### [Given text]
________________________
Forum Discussion
NimbostratusHow to see the real IP in server- The traffic is from VIP:HTTPS and SNAT is enabled.
Hello,
Can anyone help me to get the real IP in server.The traffic passing is through VIP listening on https port and the SNAT is enabled to the HTTPS-VIP avoid the routing issue in my environment.
Regards Visvesh.
5 Replies
Hannes_RappIf NAT is applied, you are no longer able to see the IP of original source host in TCP-level information at the end-server.
However, Since it's a HTTP(s) service, you can achieve that with the use of HTTP headers. You can instruct F5 to insert the x-forwarded-for HTTP cookie which contains value of the real source IP. This setting can be enabled in Profiles > Services > HTTP_PROFILE_USED_BY_SERVICE
- Enable the "Insert X-Forwarded-For" setting
Visvesh_138292Thank you Hannes...Let me check and will update you the status...
Regards Visvesh.
- Hannes_Rapp
You're welcome
Detailed information about the solution is available here: http://support.f5.com/kb/en-us/solutions/public/4000/800/sol4816.html
There are are some limitations to keep in mind, mainly that the SSL must be terminated in F5
- Visvesh_138292
Is there any other option to achieve with i-rule?
________________________
### [Extracted records]
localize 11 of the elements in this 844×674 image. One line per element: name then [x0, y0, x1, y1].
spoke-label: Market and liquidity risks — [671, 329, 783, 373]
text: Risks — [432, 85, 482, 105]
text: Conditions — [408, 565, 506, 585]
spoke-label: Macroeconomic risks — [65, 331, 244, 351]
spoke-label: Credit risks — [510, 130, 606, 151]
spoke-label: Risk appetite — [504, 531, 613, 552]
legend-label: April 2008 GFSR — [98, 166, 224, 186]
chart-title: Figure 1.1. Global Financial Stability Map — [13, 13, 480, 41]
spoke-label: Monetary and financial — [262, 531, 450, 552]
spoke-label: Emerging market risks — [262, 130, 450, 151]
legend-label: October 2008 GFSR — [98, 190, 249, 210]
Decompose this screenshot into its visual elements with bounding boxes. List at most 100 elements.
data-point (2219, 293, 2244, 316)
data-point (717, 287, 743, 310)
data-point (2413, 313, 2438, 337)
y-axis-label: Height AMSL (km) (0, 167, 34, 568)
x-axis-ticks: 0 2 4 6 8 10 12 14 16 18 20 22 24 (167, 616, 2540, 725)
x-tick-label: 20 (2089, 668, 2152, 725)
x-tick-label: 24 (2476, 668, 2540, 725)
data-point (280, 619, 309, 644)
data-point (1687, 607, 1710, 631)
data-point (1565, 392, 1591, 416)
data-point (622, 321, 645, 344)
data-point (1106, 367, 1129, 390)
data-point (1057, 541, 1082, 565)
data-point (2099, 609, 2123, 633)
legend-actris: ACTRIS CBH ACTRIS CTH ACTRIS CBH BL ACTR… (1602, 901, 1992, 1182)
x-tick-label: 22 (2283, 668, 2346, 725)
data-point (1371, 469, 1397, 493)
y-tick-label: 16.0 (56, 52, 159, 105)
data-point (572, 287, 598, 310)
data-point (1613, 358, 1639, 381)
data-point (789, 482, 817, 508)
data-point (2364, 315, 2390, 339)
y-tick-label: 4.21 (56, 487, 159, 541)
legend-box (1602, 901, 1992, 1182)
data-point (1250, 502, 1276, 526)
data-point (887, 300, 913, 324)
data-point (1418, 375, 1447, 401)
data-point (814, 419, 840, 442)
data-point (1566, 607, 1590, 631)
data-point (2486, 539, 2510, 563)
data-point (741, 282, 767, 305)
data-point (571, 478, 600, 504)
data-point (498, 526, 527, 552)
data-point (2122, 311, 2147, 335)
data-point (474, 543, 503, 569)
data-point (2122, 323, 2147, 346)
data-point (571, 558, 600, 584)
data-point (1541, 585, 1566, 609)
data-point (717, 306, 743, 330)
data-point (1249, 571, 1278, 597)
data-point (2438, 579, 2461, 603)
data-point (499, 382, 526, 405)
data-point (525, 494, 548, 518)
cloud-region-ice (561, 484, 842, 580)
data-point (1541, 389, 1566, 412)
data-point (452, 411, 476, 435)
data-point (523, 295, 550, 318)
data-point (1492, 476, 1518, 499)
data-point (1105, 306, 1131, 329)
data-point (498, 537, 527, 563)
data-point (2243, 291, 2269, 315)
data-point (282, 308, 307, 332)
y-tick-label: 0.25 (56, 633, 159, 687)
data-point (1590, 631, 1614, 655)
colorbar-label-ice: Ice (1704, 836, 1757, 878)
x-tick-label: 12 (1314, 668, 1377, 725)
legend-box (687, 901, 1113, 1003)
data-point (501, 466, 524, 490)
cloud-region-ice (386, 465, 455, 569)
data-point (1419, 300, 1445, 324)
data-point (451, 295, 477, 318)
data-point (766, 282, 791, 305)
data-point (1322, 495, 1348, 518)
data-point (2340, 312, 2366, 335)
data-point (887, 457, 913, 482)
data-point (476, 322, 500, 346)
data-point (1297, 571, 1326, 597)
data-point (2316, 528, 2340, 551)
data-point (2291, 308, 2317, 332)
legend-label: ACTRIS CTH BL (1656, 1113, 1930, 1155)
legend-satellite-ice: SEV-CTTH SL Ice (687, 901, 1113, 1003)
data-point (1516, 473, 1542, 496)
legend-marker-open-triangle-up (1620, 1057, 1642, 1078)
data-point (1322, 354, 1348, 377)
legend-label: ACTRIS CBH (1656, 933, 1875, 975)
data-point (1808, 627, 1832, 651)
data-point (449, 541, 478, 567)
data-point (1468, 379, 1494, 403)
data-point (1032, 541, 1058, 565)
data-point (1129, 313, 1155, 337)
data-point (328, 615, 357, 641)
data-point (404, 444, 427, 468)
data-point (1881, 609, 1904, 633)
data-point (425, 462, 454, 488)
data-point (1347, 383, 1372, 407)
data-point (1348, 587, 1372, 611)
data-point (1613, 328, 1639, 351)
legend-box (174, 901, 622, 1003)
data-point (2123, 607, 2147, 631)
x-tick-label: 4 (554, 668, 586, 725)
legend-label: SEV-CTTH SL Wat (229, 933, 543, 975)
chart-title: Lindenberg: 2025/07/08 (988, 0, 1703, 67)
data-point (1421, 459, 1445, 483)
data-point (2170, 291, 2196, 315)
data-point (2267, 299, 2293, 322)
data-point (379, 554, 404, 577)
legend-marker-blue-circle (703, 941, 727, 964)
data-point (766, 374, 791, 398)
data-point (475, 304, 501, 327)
________________________
### [What you have to do]
Please continue the forum thread above the entries, the one about getting the real client IP on the server when SNAT is enabled for an HTTPS virtual server, starting right after its last post.

### [Output for this exercise]
Because the SSL offloading is happening at server not in F5.
Regards Visvesh.
- Hannes_Rapp
I'm assuming most of the requests are coming from real end-users, and not client-servers. Possibly you applied SNAT configuration to make it possible for a few client-servers to access the content.
If that's the case, you can create an iRule to apply SNAT automap only when needed, and not in all use-cases. Typically you only need to apply SNAT when source and destination are in the same network.
Solution with iRule:
when CLIENT_ACCEPTED { if {[class match [IP::client_addr] equals "data_my_network"]} snat automap log local0. "Applied SNAT for IP: [IP::client_addr]" } else { do not apply SNAT return }"data_my_network" = address type LTM data-group which contains the network segment where end-servers are located (e.g 192.168.1.0/24). You then need to remove SNAT automap configuration from the virtual server (this has a possible impact and should be done during a scheduled maintenance window).
Other than that, I don't have any solutions for you. If the above is not applicable, you should either create a new network segment to solve the asymetric routing issue, or ask to migrate the SSL termination to F5.